* **GIVEN TASK**: Find each line that has the string "haben" and give the total, with nothing else.

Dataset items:

※ ※ ※

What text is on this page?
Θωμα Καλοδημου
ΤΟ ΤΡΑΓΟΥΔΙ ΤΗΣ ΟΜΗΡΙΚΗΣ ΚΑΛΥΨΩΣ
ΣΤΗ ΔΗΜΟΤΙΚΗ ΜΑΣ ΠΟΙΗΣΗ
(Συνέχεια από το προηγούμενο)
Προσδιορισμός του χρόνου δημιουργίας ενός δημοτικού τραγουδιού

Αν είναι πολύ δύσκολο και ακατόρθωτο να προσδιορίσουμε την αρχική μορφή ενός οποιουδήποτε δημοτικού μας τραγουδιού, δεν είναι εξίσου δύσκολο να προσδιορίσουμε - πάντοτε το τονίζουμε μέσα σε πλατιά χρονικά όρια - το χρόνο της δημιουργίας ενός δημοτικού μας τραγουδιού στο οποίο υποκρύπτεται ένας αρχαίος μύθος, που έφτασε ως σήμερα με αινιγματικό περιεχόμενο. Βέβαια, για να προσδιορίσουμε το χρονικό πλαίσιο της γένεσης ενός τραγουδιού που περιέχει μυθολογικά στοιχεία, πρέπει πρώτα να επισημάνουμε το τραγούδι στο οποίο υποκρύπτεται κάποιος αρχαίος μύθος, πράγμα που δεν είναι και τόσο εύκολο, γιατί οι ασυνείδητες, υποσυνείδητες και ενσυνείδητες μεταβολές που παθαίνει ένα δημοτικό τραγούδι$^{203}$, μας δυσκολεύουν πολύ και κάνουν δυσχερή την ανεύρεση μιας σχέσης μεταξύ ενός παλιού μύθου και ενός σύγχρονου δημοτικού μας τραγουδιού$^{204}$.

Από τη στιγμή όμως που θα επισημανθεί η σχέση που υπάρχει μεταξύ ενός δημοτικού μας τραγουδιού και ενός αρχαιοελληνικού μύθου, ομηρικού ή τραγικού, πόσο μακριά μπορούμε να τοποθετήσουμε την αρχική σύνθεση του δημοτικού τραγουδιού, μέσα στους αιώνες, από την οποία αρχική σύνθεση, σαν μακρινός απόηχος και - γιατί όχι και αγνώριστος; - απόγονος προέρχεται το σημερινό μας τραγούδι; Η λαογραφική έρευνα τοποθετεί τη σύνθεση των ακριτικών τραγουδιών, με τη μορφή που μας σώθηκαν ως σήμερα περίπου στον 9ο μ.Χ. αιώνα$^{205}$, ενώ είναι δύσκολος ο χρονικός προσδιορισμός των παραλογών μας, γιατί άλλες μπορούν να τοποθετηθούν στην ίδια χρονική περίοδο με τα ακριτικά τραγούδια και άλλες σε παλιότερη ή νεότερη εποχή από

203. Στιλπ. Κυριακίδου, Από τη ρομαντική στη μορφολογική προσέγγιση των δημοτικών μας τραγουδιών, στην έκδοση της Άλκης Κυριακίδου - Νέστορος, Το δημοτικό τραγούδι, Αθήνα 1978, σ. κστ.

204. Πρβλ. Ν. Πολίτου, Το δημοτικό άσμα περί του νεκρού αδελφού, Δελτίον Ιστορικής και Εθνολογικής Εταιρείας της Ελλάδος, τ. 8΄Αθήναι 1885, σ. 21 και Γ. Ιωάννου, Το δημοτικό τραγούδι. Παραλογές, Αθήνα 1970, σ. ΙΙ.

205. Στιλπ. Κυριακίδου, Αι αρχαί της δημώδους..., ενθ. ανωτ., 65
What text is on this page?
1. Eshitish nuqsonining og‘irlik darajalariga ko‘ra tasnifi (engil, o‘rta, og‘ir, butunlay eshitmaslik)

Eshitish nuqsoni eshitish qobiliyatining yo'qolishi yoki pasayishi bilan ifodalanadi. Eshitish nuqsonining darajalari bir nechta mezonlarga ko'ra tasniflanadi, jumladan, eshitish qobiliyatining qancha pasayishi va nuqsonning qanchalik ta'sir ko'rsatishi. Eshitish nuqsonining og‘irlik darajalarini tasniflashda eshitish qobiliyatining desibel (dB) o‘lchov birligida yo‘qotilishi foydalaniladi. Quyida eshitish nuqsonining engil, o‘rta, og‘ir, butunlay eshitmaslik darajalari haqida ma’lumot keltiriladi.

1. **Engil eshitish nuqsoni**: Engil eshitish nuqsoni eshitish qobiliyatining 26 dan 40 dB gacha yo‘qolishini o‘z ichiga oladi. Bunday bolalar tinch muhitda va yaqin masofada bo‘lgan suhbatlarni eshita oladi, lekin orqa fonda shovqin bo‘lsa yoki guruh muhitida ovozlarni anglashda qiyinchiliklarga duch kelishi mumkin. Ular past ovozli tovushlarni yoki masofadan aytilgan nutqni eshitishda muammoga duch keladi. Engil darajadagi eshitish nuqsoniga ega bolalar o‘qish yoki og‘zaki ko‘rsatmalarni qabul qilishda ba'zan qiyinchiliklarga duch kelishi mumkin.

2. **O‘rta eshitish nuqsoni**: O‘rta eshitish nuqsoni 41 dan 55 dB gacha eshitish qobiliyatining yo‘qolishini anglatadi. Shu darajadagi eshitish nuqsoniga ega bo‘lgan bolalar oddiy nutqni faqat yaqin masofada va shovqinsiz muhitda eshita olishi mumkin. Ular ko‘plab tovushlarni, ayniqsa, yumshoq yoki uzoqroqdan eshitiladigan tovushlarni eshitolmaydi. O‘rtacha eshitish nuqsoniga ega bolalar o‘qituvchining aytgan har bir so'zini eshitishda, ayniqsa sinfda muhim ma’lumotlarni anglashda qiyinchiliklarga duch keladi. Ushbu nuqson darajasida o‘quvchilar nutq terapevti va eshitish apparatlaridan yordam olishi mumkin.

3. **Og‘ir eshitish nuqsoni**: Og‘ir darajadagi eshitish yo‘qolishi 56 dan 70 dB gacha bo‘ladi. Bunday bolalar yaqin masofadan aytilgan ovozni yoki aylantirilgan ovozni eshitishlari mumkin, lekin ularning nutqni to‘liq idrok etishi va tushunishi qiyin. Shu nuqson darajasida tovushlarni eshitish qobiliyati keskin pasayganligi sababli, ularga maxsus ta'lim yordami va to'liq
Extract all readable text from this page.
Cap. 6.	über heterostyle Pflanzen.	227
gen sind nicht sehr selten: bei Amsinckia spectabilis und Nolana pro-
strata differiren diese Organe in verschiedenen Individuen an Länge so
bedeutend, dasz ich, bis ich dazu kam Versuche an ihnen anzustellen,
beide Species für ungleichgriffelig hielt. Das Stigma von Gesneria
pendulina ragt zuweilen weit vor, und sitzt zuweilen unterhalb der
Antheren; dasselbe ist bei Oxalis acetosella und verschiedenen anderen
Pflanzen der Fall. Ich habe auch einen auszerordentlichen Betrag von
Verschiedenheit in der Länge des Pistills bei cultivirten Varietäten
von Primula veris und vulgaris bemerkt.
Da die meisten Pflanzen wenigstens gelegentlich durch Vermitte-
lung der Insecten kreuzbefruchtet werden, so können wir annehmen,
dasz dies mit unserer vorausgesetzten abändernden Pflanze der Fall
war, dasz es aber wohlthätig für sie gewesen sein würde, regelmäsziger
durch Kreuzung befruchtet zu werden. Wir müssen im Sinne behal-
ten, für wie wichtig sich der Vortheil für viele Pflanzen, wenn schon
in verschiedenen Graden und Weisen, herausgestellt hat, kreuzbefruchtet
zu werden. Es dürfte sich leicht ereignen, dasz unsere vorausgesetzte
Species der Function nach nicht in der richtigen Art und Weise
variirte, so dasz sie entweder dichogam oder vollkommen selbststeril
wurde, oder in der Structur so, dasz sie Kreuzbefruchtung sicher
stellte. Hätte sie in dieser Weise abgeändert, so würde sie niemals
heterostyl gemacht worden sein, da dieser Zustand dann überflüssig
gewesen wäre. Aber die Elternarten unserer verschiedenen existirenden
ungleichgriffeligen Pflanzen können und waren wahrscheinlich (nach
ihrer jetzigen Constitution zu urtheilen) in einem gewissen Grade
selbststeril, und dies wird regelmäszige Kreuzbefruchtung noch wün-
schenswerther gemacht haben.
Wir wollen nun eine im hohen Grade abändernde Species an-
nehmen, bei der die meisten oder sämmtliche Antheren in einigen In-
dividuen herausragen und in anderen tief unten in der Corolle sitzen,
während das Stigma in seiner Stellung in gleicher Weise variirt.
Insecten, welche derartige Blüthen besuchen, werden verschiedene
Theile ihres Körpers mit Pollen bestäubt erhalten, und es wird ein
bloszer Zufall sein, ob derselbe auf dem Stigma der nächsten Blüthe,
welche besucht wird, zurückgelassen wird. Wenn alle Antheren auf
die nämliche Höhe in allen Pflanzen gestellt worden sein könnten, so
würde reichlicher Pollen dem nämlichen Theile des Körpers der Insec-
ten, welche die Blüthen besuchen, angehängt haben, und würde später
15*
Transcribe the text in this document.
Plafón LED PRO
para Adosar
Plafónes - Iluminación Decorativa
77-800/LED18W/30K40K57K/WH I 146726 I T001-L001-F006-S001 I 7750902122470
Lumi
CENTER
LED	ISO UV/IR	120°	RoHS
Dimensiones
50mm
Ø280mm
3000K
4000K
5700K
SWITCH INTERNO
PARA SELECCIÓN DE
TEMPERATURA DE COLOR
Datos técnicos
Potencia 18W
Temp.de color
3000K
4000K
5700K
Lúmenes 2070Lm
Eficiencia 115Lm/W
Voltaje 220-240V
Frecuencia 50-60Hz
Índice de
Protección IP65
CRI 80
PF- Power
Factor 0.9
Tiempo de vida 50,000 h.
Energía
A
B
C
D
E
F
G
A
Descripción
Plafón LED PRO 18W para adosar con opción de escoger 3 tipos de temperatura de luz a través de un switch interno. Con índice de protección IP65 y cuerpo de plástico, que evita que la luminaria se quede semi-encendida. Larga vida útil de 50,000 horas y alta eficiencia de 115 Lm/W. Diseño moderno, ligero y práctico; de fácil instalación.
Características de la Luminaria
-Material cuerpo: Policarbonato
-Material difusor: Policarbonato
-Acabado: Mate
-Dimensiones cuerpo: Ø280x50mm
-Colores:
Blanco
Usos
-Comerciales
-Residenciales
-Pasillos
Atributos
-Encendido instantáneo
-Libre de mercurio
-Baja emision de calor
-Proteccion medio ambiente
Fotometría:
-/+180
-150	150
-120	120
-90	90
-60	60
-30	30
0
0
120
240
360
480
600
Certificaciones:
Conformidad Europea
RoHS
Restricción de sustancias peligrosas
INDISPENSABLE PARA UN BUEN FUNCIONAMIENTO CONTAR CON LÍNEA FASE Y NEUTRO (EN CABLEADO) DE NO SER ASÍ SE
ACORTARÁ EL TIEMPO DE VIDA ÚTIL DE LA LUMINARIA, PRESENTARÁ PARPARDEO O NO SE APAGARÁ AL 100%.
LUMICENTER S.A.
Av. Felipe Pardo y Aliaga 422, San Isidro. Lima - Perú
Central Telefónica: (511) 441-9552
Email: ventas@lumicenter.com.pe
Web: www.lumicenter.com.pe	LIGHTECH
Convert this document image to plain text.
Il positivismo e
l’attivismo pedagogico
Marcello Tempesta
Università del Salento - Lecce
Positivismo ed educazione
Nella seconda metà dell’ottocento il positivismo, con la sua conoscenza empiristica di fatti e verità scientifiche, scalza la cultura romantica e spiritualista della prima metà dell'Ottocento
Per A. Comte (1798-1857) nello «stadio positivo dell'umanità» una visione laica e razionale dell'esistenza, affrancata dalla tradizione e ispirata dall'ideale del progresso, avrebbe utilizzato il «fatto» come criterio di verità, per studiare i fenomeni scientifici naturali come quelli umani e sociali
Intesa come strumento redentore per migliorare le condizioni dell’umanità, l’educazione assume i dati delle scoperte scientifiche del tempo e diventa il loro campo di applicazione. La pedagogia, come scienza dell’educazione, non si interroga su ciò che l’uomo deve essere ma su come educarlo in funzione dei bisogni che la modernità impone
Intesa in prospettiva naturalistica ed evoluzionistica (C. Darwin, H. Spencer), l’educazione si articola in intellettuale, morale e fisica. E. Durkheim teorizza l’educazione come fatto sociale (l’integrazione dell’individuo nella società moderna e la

※ ※ ※

* **COMPLETE ANSWER**: 2